** start Entries provided **

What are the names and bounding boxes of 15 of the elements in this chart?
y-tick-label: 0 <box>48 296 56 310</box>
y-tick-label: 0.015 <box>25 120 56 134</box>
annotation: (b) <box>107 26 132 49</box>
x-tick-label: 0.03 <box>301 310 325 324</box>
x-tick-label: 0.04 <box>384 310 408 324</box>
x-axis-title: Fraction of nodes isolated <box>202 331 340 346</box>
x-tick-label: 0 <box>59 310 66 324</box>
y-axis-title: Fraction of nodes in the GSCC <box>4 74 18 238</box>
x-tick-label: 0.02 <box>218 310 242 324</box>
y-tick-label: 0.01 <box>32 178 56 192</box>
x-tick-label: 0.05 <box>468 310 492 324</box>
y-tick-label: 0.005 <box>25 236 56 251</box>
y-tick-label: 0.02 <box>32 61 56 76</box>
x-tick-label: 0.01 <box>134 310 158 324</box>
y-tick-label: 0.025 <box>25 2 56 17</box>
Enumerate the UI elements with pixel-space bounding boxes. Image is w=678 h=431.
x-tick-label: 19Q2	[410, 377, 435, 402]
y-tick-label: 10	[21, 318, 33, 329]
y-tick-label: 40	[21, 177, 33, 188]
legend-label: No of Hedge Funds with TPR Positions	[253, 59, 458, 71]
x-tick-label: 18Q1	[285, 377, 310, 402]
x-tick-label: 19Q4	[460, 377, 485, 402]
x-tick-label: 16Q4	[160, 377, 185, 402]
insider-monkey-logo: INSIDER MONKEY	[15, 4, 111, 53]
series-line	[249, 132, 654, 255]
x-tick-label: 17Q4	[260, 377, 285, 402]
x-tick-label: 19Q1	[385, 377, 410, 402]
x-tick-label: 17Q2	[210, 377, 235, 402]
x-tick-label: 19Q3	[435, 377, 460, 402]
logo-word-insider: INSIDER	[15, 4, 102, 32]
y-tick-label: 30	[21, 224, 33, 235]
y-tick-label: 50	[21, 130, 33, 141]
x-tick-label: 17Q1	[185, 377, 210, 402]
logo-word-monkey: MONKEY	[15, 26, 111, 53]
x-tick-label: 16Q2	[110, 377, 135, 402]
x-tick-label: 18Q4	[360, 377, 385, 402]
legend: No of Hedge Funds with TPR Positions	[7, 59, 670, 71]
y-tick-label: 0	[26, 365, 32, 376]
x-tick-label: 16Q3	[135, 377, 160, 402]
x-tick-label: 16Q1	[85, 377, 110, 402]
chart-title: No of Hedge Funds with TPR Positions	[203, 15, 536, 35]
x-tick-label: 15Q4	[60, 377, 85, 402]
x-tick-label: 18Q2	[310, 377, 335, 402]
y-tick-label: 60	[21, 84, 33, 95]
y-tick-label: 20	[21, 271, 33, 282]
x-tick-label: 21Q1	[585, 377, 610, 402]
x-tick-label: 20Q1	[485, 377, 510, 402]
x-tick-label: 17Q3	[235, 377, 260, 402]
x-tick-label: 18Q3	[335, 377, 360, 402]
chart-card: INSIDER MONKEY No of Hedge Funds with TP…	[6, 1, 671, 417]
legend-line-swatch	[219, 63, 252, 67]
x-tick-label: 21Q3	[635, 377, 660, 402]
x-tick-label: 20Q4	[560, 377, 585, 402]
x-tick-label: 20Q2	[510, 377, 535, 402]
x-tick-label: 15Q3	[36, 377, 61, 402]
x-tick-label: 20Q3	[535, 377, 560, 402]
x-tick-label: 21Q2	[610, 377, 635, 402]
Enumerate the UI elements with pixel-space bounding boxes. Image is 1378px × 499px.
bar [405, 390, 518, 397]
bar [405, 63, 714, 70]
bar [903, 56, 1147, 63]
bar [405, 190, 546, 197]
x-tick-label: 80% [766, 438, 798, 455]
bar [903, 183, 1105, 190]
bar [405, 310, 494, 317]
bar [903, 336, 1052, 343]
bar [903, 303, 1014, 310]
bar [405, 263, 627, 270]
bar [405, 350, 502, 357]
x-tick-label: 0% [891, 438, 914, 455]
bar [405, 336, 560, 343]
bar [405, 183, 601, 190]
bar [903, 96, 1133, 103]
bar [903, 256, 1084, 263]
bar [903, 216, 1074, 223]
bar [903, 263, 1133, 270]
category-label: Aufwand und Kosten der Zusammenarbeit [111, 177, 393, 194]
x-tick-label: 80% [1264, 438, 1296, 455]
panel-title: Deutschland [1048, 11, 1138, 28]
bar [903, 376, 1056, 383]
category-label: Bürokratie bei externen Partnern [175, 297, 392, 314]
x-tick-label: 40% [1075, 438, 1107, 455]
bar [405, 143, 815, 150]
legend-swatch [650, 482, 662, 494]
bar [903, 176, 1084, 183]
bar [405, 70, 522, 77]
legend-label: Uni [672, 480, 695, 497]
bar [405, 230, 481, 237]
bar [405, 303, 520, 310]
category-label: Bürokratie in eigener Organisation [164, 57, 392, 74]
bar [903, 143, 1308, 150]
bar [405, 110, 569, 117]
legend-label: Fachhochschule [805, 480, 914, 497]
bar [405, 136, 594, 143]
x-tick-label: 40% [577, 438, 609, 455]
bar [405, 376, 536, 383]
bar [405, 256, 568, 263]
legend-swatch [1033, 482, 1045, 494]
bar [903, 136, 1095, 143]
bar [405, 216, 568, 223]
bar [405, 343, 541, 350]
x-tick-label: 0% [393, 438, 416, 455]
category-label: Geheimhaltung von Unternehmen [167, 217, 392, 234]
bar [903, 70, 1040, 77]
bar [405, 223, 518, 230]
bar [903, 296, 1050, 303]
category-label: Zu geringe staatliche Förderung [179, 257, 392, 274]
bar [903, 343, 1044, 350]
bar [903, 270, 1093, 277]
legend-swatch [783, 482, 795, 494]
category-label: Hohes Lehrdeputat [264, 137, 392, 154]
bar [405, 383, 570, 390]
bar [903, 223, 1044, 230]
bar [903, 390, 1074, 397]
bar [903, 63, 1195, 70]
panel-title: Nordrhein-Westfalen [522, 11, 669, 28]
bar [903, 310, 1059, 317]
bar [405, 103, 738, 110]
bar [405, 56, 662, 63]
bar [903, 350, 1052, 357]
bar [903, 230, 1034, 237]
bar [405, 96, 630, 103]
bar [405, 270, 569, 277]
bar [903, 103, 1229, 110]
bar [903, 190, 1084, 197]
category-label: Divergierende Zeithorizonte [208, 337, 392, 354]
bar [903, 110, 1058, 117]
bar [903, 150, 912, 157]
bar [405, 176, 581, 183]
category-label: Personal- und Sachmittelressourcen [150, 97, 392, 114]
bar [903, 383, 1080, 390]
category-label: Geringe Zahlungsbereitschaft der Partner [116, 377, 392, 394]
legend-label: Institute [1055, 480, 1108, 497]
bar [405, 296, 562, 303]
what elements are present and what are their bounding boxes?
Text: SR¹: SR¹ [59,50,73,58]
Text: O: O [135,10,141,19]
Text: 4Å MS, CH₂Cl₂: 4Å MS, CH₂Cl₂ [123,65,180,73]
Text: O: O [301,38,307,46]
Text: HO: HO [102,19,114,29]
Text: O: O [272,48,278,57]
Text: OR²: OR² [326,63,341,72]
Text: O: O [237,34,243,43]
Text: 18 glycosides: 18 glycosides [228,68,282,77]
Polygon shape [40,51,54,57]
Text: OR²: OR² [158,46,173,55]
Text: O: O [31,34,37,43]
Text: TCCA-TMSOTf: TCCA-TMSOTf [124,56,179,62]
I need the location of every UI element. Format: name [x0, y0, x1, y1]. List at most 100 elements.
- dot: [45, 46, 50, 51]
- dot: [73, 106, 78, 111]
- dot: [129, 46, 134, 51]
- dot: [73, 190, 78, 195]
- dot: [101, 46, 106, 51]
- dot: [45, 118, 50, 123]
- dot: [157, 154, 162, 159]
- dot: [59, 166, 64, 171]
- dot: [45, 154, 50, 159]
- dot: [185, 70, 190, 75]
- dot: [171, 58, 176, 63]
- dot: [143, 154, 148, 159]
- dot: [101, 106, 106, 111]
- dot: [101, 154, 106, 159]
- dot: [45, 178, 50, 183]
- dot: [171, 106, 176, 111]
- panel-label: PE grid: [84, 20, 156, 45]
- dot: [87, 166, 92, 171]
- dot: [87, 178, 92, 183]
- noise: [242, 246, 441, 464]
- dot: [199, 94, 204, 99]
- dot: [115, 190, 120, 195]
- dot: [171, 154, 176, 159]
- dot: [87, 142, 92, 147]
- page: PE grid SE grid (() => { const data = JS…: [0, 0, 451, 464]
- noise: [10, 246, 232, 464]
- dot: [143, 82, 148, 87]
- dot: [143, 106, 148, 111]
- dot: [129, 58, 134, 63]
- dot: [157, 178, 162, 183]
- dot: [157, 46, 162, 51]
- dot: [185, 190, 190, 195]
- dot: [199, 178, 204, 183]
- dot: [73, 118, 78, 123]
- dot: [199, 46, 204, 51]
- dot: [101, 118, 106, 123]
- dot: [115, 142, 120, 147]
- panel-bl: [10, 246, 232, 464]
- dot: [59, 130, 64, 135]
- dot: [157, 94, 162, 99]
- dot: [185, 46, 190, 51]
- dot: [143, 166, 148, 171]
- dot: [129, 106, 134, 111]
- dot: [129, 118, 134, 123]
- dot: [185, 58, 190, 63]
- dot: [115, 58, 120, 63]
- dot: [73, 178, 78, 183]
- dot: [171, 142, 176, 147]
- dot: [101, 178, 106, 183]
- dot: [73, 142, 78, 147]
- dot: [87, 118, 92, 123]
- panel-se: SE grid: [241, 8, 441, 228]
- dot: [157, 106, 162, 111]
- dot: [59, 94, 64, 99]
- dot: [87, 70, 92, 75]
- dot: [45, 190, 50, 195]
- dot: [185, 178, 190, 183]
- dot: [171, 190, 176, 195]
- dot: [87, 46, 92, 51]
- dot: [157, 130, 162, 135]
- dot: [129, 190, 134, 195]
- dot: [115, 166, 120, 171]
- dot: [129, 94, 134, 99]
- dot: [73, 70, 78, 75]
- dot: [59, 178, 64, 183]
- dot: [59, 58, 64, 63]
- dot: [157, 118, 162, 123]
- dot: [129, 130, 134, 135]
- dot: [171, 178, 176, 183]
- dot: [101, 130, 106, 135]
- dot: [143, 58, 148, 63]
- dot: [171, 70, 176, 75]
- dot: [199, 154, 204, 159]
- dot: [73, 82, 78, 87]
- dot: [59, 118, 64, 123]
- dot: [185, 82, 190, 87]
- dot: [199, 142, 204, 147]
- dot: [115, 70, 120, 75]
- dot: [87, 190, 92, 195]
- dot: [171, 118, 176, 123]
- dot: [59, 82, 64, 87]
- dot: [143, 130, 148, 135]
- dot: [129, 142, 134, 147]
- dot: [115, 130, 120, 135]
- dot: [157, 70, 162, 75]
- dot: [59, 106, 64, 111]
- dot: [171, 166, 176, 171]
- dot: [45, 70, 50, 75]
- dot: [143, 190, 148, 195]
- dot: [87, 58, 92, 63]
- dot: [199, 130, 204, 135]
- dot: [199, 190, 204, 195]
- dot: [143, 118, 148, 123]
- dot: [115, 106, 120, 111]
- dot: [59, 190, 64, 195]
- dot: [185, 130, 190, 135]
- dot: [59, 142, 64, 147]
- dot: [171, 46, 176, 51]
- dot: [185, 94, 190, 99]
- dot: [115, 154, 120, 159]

** end Entries provided **

> _Problem description_: Turn the items from the first line through the line containing "y-tick-label: 0.02 <box>32 61 56 76</box>", inclusive, into a numbered list, leaving out any blank lines.

> _Output of the exercise_:
1. What are the names and bounding boxes of 15 of the elements in this chart?
2. y-tick-label: 0 <box>48 296 56 310</box>
3. y-tick-label: 0.015 <box>25 120 56 134</box>
4. annotation: (b) <box>107 26 132 49</box>
5. x-tick-label: 0.03 <box>301 310 325 324</box>
6. x-tick-label: 0.04 <box>384 310 408 324</box>
7. x-axis-title: Fraction of nodes isolated <box>202 331 340 346</box>
8. x-tick-label: 0 <box>59 310 66 324</box>
9. y-axis-title: Fraction of nodes in the GSCC <box>4 74 18 238</box>
10. x-tick-label: 0.02 <box>218 310 242 324</box>
11. y-tick-label: 0.01 <box>32 178 56 192</box>
12. x-tick-label: 0.05 <box>468 310 492 324</box>
13. y-tick-label: 0.005 <box>25 236 56 251</box>
14. y-tick-label: 0.02 <box>32 61 56 76</box>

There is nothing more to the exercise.